• _Stated goal_
Check each line of the material below for "Tigers", then copy the ones that contain it.
===== Records supplied =====
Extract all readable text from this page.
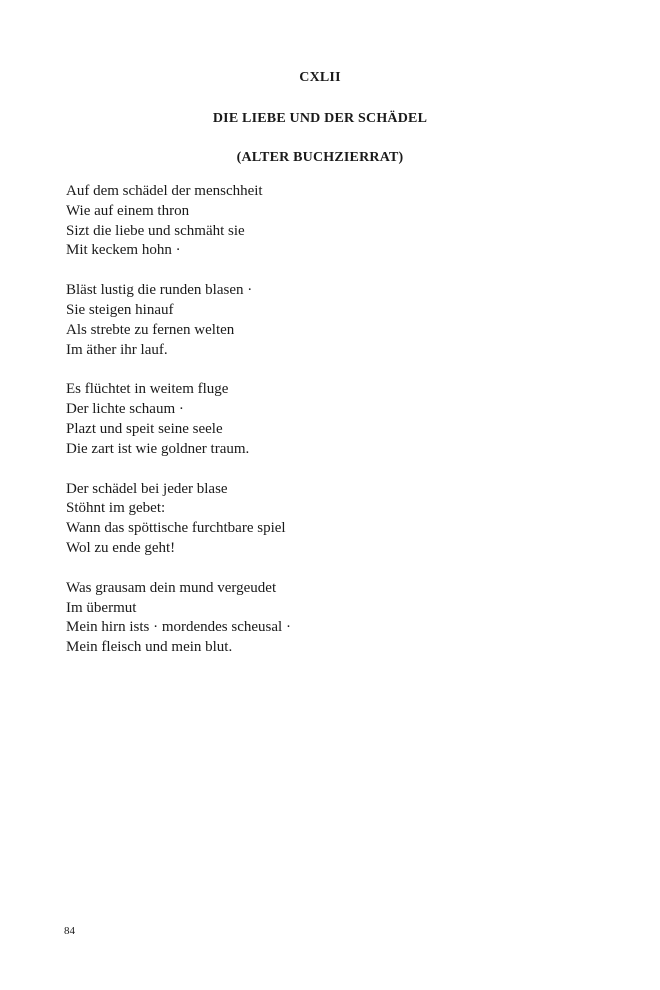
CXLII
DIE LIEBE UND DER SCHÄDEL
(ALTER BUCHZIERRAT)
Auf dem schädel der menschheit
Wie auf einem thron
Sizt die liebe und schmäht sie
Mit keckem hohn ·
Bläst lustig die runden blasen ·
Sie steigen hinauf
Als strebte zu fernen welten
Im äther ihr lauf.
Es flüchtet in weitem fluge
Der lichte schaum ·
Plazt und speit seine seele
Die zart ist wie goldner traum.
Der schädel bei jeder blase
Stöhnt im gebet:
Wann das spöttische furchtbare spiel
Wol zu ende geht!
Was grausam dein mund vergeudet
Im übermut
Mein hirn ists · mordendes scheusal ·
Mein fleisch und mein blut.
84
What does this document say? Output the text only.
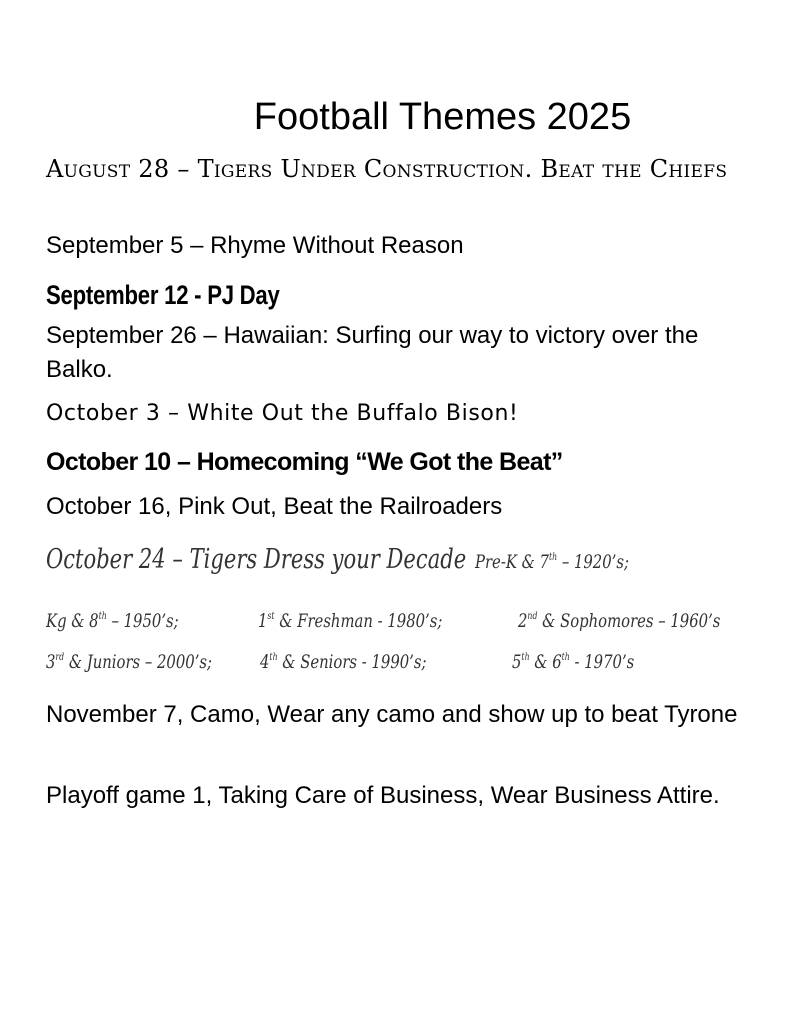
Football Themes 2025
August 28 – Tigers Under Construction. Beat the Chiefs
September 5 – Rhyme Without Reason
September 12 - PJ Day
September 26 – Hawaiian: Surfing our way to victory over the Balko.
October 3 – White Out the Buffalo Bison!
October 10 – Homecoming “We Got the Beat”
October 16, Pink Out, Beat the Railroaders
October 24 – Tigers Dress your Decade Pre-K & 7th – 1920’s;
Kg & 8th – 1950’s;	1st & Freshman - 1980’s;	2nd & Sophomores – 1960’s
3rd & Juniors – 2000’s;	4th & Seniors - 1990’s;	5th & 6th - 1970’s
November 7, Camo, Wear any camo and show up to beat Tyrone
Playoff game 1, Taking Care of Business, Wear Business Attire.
=====
• _Full response_
August 28 – Tigers Under Construction. Beat the Chiefs
October 24 – Tigers Dress your Decade Pre-K & 7th – 1920’s;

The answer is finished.